- **Task objective**: Repeat the listing that follows, character for character, minus the pictures.

- **Information given**:

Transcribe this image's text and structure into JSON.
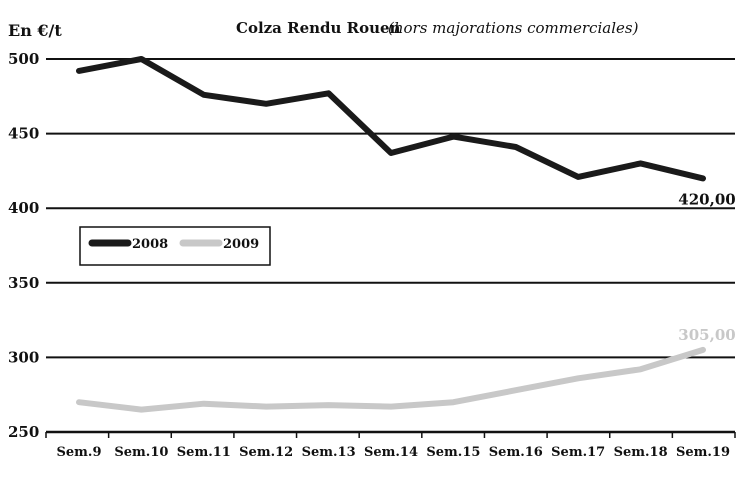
{
  "chart_data": {
    "type": "line",
    "title": "Colza Rendu Rouen",
    "subtitle": "(hors majorations commerciales)",
    "ylabel": "En €/t",
    "xlabel": "",
    "categories": [
      "Sem.9",
      "Sem.10",
      "Sem.11",
      "Sem.12",
      "Sem.13",
      "Sem.14",
      "Sem.15",
      "Sem.16",
      "Sem.17",
      "Sem.18",
      "Sem.19"
    ],
    "y_ticks": [
      "500",
      "450",
      "400",
      "350",
      "300",
      "250"
    ],
    "ylim": [
      250,
      500
    ],
    "grid": "horizontal",
    "legend_position": "center-left",
    "series": [
      {
        "name": "2008",
        "color": "#1a1a1a",
        "values": [
          492,
          500,
          476,
          470,
          477,
          437,
          448,
          441,
          421,
          430,
          420
        ],
        "end_label": "420,00"
      },
      {
        "name": "2009",
        "color": "#c8c8c8",
        "values": [
          270,
          265,
          269,
          267,
          268,
          267,
          270,
          278,
          286,
          292,
          305
        ],
        "end_label": "305,00"
      }
    ]
  }
}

- **Response below**:
Transcribe this image's text and structure into JSON.
{
  "chart_data": {
    "type": "line",
    "title": "Colza Rendu Rouen",
    "subtitle": "(hors majorations commerciales)",
    "ylabel": "En €/t",
    "xlabel": "",
    "categories": [
      "Sem.9",
      "Sem.10",
      "Sem.11",
      "Sem.12",
      "Sem.13",
      "Sem.14",
      "Sem.15",
      "Sem.16",
      "Sem.17",
      "Sem.18",
      "Sem.19"
    ],
    "y_ticks": [
      "500",
      "450",
      "400",
      "350",
      "300",
      "250"
    ],
    "ylim": [
      250,
      500
    ],
    "grid": "horizontal",
    "legend_position": "center-left",
    "series": [
      {
        "name": "2008",
        "color": "#1a1a1a",
        "values": [
          492,
          500,
          476,
          470,
          477,
          437,
          448,
          441,
          421,
          430,
          420
        ],
        "end_label": "420,00"
      },
      {
        "name": "2009",
        "color": "#c8c8c8",
        "values": [
          270,
          265,
          269,
          267,
          268,
          267,
          270,
          278,
          286,
          292,
          305
        ],
        "end_label": "305,00"
      }
    ]
  }
}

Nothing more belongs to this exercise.